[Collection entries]

▽

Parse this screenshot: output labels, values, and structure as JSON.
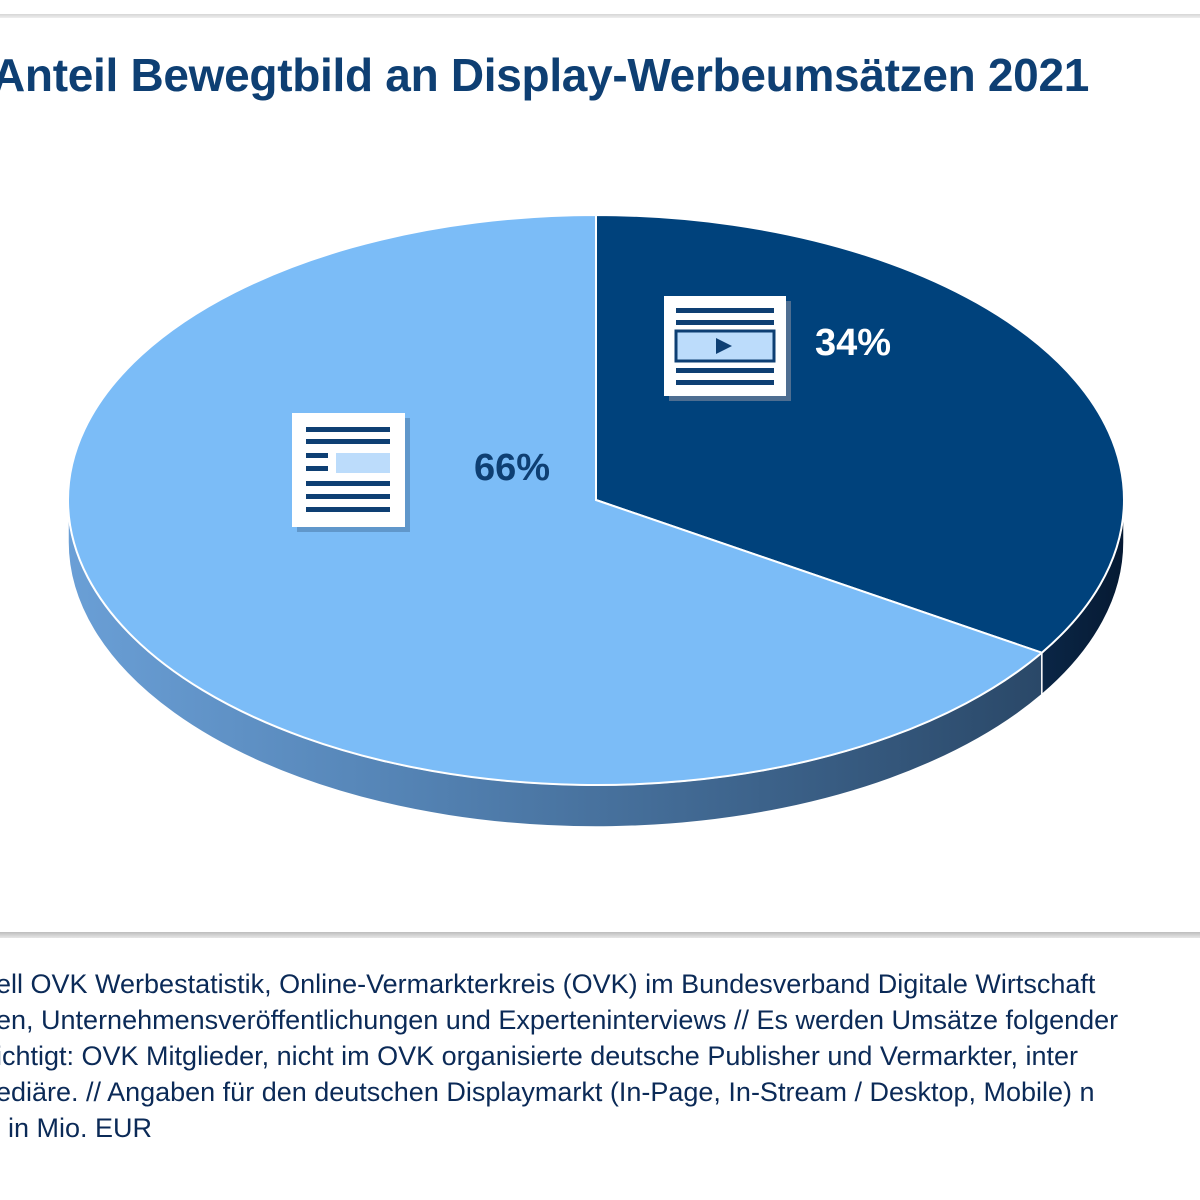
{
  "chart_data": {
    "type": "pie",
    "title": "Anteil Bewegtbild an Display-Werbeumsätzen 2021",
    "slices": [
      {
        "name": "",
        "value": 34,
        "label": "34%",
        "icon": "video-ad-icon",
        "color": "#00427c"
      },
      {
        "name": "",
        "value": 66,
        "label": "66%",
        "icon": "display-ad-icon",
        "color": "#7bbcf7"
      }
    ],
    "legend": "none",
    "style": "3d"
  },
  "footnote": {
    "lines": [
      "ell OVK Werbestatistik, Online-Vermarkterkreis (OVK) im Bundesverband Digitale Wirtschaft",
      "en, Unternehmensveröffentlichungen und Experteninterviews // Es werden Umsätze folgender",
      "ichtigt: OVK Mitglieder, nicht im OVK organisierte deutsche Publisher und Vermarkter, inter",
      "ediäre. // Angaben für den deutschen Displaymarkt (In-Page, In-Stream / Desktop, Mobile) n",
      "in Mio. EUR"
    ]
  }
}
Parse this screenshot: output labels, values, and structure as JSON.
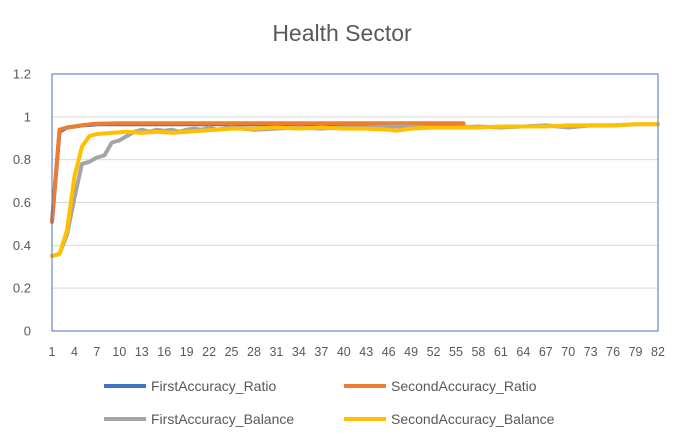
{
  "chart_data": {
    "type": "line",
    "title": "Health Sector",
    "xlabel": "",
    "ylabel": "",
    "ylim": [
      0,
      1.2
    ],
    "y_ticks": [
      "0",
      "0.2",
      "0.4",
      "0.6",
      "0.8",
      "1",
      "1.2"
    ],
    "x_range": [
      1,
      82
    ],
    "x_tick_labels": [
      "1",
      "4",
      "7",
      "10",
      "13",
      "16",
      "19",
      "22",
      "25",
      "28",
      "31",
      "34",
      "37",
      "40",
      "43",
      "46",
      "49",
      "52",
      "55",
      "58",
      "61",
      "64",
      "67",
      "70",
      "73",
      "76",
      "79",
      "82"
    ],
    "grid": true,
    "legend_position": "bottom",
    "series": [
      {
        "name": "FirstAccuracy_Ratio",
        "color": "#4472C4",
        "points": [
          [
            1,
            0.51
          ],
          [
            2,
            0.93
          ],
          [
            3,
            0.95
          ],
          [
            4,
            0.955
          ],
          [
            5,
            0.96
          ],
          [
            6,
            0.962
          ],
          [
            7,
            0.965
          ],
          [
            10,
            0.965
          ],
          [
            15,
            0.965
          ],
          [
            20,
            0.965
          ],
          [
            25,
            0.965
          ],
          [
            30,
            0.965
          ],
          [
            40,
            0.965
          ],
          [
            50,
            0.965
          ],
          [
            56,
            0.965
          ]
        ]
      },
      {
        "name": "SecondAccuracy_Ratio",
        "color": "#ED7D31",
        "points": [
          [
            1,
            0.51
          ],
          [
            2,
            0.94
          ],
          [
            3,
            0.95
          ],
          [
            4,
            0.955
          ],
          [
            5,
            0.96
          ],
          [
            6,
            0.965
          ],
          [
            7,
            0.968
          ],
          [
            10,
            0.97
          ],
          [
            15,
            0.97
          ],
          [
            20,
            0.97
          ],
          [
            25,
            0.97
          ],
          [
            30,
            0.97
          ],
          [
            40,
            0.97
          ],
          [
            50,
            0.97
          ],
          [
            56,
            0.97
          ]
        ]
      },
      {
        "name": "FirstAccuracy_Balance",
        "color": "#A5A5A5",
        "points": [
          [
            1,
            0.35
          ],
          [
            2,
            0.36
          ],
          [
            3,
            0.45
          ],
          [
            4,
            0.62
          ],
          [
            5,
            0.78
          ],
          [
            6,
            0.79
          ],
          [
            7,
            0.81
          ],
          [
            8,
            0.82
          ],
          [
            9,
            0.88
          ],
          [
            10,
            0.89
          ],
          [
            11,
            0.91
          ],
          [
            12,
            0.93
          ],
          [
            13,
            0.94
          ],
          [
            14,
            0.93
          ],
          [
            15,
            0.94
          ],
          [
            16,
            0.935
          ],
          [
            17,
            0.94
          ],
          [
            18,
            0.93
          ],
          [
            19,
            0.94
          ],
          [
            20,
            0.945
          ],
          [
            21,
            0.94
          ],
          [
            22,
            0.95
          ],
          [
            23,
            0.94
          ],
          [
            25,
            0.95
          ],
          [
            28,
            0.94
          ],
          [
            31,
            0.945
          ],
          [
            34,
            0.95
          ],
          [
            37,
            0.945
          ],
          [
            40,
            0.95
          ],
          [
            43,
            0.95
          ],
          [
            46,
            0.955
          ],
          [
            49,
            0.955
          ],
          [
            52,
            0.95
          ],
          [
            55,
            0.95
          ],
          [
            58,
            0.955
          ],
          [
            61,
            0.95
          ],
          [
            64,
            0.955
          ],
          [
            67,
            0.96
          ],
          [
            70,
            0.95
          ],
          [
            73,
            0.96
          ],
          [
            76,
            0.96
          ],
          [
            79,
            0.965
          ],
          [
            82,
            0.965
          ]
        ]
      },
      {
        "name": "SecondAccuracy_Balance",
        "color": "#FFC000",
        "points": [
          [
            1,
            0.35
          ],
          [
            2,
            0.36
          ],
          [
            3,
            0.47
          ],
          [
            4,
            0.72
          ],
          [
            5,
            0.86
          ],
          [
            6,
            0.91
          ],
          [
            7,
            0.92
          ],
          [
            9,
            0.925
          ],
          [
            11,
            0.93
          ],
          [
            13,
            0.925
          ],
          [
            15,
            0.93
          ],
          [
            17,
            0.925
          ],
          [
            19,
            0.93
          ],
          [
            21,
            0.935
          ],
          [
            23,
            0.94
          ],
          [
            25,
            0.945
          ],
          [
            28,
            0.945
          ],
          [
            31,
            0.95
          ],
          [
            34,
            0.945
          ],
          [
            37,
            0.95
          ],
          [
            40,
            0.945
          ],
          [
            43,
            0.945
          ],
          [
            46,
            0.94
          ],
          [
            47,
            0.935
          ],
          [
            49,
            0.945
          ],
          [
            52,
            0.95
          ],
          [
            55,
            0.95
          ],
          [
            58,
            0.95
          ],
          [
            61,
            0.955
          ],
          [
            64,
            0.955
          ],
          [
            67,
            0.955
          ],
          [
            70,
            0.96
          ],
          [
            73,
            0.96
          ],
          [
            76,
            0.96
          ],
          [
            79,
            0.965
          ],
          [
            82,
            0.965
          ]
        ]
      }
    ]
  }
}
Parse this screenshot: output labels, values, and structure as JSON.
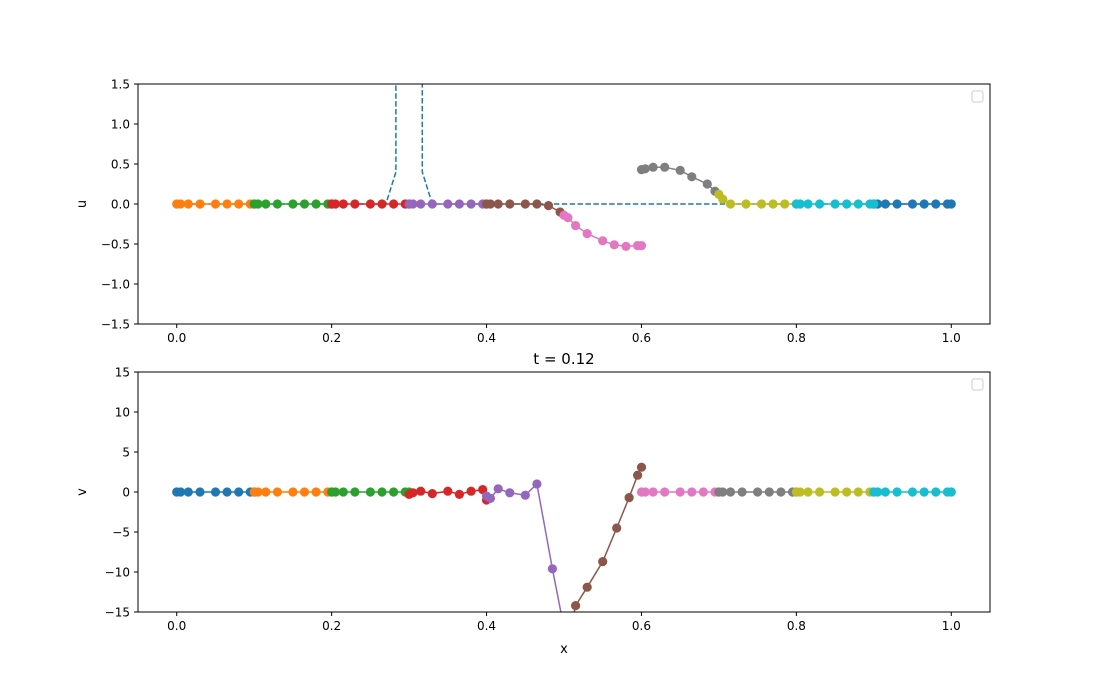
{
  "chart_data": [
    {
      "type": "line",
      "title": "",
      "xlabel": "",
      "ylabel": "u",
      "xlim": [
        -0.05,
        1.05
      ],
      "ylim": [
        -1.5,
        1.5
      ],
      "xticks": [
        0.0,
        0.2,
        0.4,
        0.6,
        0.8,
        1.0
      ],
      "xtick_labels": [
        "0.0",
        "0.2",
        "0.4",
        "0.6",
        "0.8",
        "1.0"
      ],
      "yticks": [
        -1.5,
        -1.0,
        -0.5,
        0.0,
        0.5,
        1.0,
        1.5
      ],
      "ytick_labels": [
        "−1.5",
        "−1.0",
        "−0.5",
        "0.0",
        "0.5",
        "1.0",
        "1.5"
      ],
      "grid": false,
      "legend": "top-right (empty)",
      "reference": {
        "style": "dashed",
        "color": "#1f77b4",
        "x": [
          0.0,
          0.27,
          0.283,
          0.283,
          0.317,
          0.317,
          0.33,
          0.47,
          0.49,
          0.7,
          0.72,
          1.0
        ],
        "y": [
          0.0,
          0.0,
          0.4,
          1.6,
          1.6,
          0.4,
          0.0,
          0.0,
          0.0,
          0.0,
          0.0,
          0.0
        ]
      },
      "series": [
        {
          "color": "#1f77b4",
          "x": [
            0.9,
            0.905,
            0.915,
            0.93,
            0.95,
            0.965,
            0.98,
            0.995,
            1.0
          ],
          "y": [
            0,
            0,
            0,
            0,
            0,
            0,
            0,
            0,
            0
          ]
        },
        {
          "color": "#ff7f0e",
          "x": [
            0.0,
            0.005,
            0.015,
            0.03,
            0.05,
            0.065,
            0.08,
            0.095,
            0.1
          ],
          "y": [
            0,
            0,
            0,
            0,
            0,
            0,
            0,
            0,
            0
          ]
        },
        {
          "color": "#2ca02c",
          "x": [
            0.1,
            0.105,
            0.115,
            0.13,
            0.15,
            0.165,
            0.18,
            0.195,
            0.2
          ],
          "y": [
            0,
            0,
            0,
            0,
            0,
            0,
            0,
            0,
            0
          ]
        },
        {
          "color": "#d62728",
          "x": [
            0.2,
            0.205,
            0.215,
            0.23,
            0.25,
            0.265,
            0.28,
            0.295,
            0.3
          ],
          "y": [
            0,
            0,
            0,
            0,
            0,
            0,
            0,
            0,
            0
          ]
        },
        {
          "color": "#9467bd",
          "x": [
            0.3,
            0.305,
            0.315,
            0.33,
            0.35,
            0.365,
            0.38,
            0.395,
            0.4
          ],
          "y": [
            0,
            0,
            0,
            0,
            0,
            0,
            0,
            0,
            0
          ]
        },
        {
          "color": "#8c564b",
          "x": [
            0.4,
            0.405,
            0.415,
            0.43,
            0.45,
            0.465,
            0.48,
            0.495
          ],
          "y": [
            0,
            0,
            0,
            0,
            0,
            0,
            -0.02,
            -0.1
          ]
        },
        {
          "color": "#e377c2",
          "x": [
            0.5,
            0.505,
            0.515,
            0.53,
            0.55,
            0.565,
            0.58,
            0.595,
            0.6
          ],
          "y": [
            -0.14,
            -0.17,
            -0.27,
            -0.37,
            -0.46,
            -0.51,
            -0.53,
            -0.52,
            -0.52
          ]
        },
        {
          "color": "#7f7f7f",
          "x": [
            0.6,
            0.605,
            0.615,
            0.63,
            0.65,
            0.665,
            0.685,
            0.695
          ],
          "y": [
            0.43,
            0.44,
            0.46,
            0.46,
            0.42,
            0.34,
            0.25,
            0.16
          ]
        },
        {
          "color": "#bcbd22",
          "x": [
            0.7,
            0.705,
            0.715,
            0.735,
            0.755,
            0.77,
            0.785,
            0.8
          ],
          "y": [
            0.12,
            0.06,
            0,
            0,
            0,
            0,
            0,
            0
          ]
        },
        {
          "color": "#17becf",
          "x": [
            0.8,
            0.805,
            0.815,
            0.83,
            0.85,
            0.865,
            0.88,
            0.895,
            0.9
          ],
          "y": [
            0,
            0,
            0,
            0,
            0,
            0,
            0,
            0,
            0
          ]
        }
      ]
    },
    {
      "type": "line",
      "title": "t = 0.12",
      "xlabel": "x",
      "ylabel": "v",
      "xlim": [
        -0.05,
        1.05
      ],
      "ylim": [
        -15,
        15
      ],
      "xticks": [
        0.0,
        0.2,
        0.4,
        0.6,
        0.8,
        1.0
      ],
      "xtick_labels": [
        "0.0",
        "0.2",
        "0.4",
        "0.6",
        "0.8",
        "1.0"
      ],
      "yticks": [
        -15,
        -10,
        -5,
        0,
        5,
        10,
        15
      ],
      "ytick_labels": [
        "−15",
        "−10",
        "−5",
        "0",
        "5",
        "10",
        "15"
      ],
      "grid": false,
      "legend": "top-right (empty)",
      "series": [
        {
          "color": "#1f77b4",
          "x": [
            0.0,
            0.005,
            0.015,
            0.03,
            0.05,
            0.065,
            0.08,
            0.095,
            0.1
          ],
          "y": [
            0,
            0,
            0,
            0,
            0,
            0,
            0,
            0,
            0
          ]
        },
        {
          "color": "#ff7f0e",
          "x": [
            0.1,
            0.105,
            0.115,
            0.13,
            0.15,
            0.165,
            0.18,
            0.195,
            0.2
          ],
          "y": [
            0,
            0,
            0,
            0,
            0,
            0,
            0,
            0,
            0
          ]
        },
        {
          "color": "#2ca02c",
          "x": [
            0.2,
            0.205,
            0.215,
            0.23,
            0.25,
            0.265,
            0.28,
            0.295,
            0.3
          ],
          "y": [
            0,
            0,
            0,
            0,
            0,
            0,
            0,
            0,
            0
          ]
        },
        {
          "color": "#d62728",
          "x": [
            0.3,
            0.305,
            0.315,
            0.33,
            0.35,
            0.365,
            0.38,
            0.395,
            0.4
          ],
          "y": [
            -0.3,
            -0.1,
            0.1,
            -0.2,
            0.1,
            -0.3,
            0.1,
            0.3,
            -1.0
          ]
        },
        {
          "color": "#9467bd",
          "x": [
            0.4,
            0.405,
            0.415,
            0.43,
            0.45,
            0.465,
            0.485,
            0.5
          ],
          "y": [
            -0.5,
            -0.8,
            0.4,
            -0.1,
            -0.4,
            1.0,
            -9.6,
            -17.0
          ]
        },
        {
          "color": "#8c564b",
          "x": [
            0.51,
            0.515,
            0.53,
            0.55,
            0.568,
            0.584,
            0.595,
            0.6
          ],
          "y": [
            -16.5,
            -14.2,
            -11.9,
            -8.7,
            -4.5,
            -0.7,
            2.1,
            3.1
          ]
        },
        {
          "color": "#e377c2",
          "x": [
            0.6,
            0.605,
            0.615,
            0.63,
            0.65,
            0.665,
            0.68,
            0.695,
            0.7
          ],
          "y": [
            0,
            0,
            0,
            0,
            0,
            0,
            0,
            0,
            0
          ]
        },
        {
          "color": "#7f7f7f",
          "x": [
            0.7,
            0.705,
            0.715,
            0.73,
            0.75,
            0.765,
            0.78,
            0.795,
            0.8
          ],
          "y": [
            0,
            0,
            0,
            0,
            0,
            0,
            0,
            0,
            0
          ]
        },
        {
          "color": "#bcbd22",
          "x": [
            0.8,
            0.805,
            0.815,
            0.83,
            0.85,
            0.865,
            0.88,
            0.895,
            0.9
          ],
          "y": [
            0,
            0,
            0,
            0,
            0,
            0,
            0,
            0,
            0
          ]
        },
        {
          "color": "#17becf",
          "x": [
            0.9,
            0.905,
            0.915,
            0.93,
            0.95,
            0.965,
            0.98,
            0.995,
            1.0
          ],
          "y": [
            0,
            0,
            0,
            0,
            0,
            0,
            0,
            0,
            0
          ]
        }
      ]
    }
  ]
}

△

● **PROBLEM TO WORK ON**
Show every line that contains the word "title".

● **SOLUTION TO THE PROBLEM**
    "title": "Anteil Bewegtbild an Display-Werbeumsätzen 2021",
    "title": "Health Sector",
      "title": "",
      "title": "t = 0.12",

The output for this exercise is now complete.